» **設問**:
[a] 両彦の解説文によると、両彦とともに釘彫り三碗と称される二碗は何か。
[b] 両彦の解説文のうち、「釘彫伊羅保茶碗 銘 両彦」から「手になるものと想像されます。」までの部分を一字も変えずに書き写すこと。

» **参照本文**:
朝鮮茶碗

釘彫伊羅保茶碗 銘 両彦

高さ:7.0~7.5cm
口径:14.3~14.5cm
高台外径:6.1cm
同高さ:1.2cm

 秋の山、嵯峨の秋とともに、釘彫り三碗と称されるうちの一つです。
 釘彫りは、伊羅保のなかでも、比較的数の少ないもので、『大正名器鑑』には、碗形り二碗を除きますと、秋の山がただ一つ収録されているにすぎません。
 高台内に、釘で彫ったように折れ曲がったうず巻きがあり、それが一つの見どころとなっています。このうず状のよしあしが、釘彫り茶碗全体の作ゆきを、左右しているともいえます。概して、釘彫りの線がゆっくりと回り、むしろたどたどしいくらいに、ぎくしゃぐしているものが、すぐれているようです。現在、名碗と称される釘彫伊羅保はいくつかありますが、それらはすべて、手癖がよく似ており、おそらく同一作者の手になるものと想像されます。
 素地は鉄分の多い、小砂まじりの土で、いわゆる伊羅保釉がいかにもいらいらした感じに、薄く内外面を覆っていますが、そのうち青苔のように青釉になったところと、焦げたように赤釉の出たところとがあり、侮びたなかにも、一種のはなやかさを見せています。特に両彦は、秋の山その他の釘彫りに比べますと、赤みが強くあらわれて、重厚な作ゆきとなっています。
 作ゆきが重厚な点では、おそらく両彦が、類碗中随一でしょう。ことに高台から腰にかけての、裾削りや脇どりの鋭さは、この茶碗第一の特色となっています。また胴をめぐる引ぎ目の細筋を、他に比べると大きく力強いです。高台ぎわに、やや大きな約束の石はぜが一つ、暗緑かっ色のビードロ釉をかぶって、いっそう複雑な様相を加え、ほかに大小の石はぜのあとが数ヵ所みえます。上高台も比較的大きく、ごつごつと荒削りで強いです。高台縁の一ヵ所を割って、切り高台にするのは、釘彫伊羅保の約束のようになっていますが、そうした作意も忘れたように跡もとどめていません。釘彫りさえも、無関心のようでさえあります。井戸の豪快さに対して、どちらかといえば柔軟な伊羅保にしては、珍しく豪毅な茶碗というべきでしょう。

» **表示項目**:
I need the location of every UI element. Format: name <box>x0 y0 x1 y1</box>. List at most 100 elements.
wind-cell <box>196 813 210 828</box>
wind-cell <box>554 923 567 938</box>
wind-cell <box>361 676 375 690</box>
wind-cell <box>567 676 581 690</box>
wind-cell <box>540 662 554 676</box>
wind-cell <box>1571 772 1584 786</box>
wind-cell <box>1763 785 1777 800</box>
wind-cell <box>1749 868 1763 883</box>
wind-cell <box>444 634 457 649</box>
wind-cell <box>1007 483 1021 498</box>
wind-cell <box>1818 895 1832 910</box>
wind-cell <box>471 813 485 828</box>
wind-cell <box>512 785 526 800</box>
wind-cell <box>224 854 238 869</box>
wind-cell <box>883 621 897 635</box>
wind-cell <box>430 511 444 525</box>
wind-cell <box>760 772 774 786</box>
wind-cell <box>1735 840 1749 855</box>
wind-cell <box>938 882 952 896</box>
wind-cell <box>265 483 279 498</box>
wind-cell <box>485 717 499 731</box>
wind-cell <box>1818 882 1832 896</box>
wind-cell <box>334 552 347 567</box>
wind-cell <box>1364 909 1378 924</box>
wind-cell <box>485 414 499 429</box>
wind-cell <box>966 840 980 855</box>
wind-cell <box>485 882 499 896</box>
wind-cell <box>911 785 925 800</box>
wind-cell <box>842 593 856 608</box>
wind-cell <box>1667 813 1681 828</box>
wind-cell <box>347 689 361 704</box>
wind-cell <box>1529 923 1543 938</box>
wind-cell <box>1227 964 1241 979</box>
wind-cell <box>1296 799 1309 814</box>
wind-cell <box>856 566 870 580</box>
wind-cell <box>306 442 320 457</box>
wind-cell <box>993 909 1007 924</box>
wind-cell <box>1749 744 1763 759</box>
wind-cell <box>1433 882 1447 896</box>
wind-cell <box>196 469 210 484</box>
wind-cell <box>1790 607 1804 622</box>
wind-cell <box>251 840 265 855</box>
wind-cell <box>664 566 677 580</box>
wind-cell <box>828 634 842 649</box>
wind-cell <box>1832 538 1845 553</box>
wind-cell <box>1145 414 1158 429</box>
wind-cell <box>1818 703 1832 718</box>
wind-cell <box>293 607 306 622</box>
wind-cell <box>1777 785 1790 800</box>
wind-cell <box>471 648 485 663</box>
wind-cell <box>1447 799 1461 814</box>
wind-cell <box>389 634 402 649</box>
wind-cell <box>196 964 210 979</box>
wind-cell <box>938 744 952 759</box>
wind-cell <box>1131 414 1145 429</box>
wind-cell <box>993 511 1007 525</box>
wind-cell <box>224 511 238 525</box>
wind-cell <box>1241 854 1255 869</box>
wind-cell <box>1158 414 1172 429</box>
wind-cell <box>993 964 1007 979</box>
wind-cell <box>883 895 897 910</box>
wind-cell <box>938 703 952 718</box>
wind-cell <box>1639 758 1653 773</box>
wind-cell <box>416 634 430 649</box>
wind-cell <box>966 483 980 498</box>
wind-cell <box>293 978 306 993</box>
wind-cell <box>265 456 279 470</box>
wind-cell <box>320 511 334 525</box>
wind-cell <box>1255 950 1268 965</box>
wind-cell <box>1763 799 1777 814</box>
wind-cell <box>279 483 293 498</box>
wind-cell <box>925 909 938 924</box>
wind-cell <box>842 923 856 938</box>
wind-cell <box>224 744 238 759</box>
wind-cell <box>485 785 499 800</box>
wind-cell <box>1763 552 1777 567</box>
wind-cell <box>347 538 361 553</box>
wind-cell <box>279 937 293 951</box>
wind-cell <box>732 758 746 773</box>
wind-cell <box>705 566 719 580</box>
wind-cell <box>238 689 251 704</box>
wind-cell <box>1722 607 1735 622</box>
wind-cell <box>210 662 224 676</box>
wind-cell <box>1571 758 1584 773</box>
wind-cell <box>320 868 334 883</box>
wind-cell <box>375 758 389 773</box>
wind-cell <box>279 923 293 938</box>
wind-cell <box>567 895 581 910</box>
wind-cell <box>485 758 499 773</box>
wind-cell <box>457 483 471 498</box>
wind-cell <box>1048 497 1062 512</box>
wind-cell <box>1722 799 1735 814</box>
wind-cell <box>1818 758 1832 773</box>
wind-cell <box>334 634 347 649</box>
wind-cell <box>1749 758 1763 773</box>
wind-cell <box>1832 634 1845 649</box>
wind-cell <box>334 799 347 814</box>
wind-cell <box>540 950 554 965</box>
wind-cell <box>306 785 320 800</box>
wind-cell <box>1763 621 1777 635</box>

» **解答例**:
[a] 秋の山と嵯峨の秋である。

[b]
釘彫伊羅保茶碗 銘 両彦

高さ:7.0~7.5cm
口径:14.3~14.5cm
高台外径:6.1cm
同高さ:1.2cm

 秋の山、嵯峨の秋とともに、釘彫り三碗と称されるうちの一つです。
 釘彫りは、伊羅保のなかでも、比較的数の少ないもので、『大正名器鑑』には、碗形り二碗を除きますと、秋の山がただ一つ収録されているにすぎません。
 高台内に、釘で彫ったように折れ曲がったうず巻きがあり、それが一つの見どころとなっています。このうず状のよしあしが、釘彫り茶碗全体の作ゆきを、左右しているともいえます。概して、釘彫りの線がゆっくりと回り、むしろたどたどしいくらいに、ぎくしゃぐしているものが、すぐれているようです。現在、名碗と称される釘彫伊羅保はいくつかありますが、それらはすべて、手癖がよく似ており、おそらく同一作者の手になるものと想像されます。